■ **EXERCISE**:
Return the material word for word. Do not include the pictures.

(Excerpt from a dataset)
◆ ◆ ◆
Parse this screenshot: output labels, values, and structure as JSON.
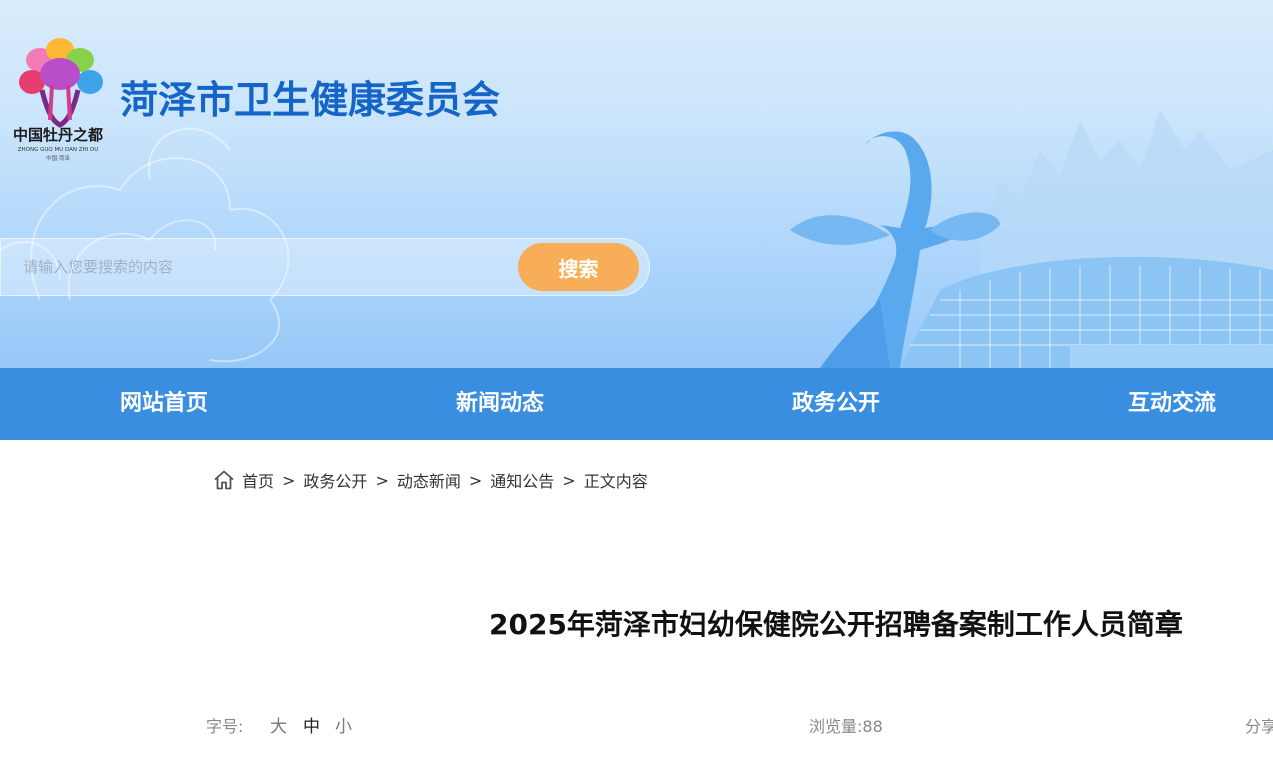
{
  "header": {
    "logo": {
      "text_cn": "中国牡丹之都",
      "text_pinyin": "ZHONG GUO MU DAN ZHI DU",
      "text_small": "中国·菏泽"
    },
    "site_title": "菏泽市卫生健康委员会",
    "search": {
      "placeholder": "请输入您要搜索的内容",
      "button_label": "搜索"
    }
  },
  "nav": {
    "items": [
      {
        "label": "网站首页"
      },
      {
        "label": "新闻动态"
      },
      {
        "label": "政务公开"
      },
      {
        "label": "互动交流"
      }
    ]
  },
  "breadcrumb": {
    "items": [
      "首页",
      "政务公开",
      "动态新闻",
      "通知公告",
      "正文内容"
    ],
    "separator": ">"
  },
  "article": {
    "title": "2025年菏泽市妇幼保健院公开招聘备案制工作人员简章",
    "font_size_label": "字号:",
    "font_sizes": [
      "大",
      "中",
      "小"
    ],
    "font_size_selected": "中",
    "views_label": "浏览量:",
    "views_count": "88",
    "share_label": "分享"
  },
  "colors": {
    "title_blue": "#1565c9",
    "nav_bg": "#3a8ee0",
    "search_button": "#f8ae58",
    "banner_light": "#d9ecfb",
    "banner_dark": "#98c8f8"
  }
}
◆ ◆ ◆
■ **THE COMPLETED TASK**:
Parse this screenshot: output labels, values, and structure as JSON.
{
  "header": {
    "logo": {
      "text_cn": "中国牡丹之都",
      "text_pinyin": "ZHONG GUO MU DAN ZHI DU",
      "text_small": "中国·菏泽"
    },
    "site_title": "菏泽市卫生健康委员会",
    "search": {
      "placeholder": "请输入您要搜索的内容",
      "button_label": "搜索"
    }
  },
  "nav": {
    "items": [
      {
        "label": "网站首页"
      },
      {
        "label": "新闻动态"
      },
      {
        "label": "政务公开"
      },
      {
        "label": "互动交流"
      }
    ]
  },
  "breadcrumb": {
    "items": [
      "首页",
      "政务公开",
      "动态新闻",
      "通知公告",
      "正文内容"
    ],
    "separator": ">"
  },
  "article": {
    "title": "2025年菏泽市妇幼保健院公开招聘备案制工作人员简章",
    "font_size_label": "字号:",
    "font_sizes": [
      "大",
      "中",
      "小"
    ],
    "font_size_selected": "中",
    "views_label": "浏览量:",
    "views_count": "88",
    "share_label": "分享"
  },
  "colors": {
    "title_blue": "#1565c9",
    "nav_bg": "#3a8ee0",
    "search_button": "#f8ae58",
    "banner_light": "#d9ecfb",
    "banner_dark": "#98c8f8"
  }
}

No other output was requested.